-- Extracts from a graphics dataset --
___

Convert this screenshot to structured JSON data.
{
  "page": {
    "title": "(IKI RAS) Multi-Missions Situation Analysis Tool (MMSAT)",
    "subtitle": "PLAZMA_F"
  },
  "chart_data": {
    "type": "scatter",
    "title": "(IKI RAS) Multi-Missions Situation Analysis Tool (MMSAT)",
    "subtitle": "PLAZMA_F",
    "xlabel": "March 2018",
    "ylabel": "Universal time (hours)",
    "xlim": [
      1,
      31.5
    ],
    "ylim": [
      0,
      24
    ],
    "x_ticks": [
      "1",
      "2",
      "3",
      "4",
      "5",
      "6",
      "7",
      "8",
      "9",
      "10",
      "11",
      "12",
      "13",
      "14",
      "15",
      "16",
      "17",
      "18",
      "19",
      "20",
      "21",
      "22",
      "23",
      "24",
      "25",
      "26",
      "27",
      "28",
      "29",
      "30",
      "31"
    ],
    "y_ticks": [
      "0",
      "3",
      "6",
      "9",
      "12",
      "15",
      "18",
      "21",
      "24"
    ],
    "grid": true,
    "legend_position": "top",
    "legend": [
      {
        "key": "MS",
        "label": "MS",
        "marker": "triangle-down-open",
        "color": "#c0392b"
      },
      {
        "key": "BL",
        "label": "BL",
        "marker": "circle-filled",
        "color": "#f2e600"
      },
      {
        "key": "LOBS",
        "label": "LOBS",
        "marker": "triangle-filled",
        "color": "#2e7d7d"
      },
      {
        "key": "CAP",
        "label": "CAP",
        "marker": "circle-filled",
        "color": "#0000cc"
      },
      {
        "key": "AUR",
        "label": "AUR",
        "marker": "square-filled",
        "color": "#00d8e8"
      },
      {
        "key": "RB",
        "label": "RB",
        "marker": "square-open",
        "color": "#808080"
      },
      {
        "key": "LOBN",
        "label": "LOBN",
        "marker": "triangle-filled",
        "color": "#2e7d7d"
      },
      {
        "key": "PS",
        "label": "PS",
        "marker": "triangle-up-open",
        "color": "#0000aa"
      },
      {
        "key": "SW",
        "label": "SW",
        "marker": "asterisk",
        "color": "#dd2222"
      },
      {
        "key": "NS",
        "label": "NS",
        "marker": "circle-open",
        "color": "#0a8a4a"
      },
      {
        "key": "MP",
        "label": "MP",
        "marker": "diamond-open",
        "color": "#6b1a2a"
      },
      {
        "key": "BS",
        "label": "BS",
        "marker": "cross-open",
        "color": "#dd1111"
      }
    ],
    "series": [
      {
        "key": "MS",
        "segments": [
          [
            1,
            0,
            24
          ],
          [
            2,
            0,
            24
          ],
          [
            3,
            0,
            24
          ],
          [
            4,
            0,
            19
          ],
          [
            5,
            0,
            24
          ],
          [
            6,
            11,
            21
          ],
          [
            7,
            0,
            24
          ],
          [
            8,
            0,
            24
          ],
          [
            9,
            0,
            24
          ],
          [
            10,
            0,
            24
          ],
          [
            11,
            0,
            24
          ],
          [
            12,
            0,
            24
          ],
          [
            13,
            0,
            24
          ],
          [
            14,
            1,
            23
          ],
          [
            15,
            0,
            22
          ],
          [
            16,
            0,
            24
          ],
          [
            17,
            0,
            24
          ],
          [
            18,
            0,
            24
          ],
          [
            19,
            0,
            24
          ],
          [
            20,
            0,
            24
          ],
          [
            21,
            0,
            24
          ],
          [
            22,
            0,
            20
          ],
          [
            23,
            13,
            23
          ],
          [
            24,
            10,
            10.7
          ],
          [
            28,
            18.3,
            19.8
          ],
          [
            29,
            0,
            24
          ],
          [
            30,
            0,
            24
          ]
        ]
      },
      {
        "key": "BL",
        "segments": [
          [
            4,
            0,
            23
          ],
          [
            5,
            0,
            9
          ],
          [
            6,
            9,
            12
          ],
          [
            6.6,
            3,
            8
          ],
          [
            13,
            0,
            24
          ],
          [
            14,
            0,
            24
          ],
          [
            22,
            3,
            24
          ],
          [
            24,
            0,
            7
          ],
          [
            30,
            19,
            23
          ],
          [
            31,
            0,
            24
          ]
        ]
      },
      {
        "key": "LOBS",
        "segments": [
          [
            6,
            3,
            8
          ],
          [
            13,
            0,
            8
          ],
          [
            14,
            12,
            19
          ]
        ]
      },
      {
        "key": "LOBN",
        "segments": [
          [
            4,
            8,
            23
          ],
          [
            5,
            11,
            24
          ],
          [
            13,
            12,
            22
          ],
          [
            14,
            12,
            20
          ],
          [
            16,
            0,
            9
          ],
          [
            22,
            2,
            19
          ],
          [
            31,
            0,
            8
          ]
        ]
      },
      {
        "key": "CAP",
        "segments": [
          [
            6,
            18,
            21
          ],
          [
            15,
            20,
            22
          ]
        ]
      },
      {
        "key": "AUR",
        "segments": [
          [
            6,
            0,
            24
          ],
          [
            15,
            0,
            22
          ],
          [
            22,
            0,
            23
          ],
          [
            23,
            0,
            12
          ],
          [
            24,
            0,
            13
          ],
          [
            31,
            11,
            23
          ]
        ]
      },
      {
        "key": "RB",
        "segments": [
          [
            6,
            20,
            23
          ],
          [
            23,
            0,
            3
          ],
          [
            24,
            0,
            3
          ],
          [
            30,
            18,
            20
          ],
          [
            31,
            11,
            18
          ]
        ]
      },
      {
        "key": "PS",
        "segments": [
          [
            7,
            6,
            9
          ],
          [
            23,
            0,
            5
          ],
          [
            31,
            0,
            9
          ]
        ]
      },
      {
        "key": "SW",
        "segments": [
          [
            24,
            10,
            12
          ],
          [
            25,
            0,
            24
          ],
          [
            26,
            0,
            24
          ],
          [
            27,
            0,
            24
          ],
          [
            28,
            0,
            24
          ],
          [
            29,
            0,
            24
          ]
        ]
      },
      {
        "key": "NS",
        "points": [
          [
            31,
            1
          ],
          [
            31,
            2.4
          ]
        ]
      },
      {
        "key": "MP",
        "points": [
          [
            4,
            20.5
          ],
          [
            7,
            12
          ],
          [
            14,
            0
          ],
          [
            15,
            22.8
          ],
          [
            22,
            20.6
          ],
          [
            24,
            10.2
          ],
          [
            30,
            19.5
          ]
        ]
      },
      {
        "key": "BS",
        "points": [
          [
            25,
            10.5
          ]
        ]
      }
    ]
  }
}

___

-- Instructions to follow --
Collect every line from the records above that contains the word "open".

-- Response --
        "marker": "triangle-down-open",
        "marker": "square-open",
        "marker": "triangle-up-open",
        "marker": "circle-open",
        "marker": "diamond-open",
        "marker": "cross-open",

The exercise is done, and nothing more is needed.